"""

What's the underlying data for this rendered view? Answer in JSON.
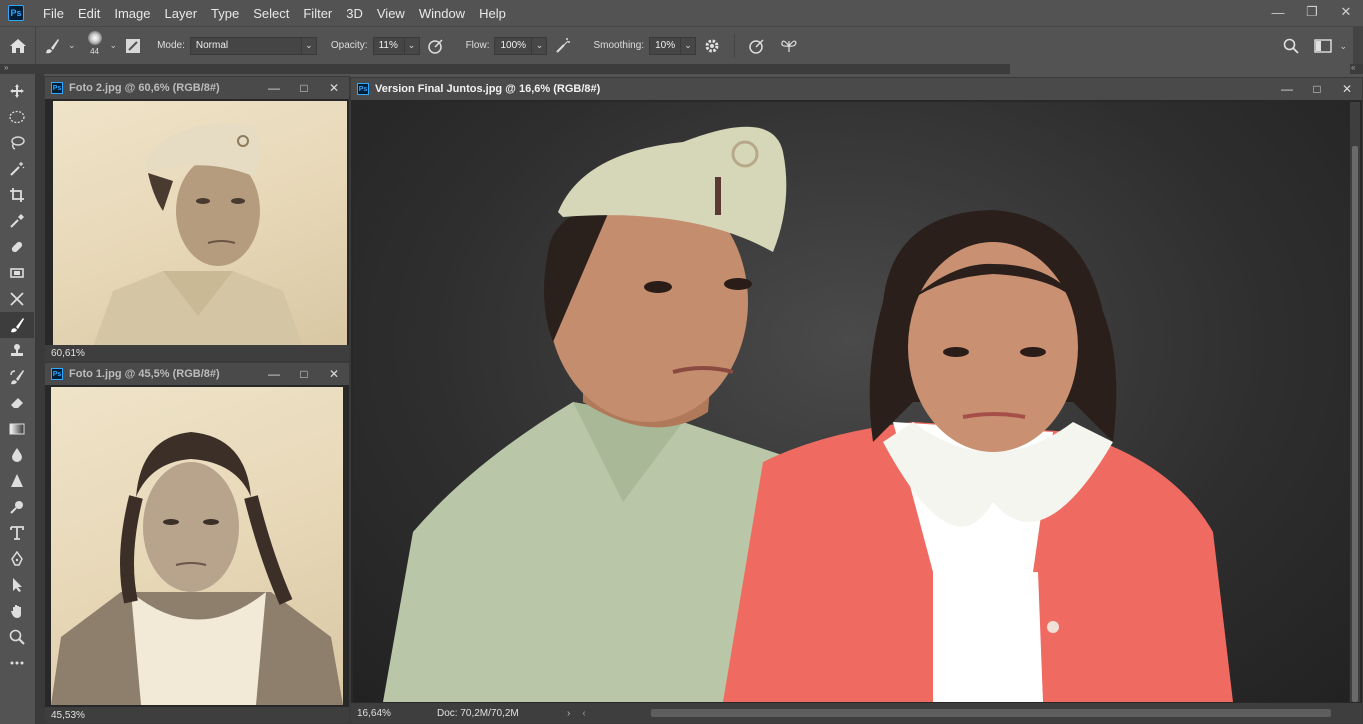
{
  "app": {
    "logo": "Ps"
  },
  "menu": [
    "File",
    "Edit",
    "Image",
    "Layer",
    "Type",
    "Select",
    "Filter",
    "3D",
    "View",
    "Window",
    "Help"
  ],
  "options": {
    "brush_size": "44",
    "mode_label": "Mode:",
    "mode_value": "Normal",
    "opacity_label": "Opacity:",
    "opacity_value": "11%",
    "flow_label": "Flow:",
    "flow_value": "100%",
    "smoothing_label": "Smoothing:",
    "smoothing_value": "10%"
  },
  "documents": {
    "doc1": {
      "title": "Foto 2.jpg @ 60,6% (RGB/8#)",
      "zoom": "60,61%"
    },
    "doc2": {
      "title": "Foto 1.jpg @ 45,5% (RGB/8#)",
      "zoom": "45,53%"
    },
    "doc3": {
      "title": "Version Final Juntos.jpg @ 16,6% (RGB/8#)",
      "zoom": "16,64%",
      "doc_size": "Doc: 70,2M/70,2M"
    }
  },
  "tools": [
    "move-tool",
    "marquee-tool",
    "lasso-tool",
    "magic-wand-tool",
    "crop-tool",
    "eyedropper-tool",
    "healing-brush-tool",
    "patch-tool",
    "content-aware-move-tool",
    "brush-tool",
    "clone-stamp-tool",
    "history-brush-tool",
    "eraser-tool",
    "gradient-tool",
    "blur-tool",
    "sharpen-tool",
    "dodge-tool",
    "type-tool",
    "pen-tool",
    "path-selection-tool",
    "hand-tool",
    "zoom-tool",
    "more-tools"
  ],
  "colors": {
    "accent": "#31a8ff",
    "chrome": "#535353",
    "canvas_bg": "#282828"
  }
}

"""

Find the word "zoom" in the entries above and gather every line that holds it.

      "zoom": "60,61%"
      "zoom": "45,53%"
      "zoom": "16,64%",
    "zoom-tool",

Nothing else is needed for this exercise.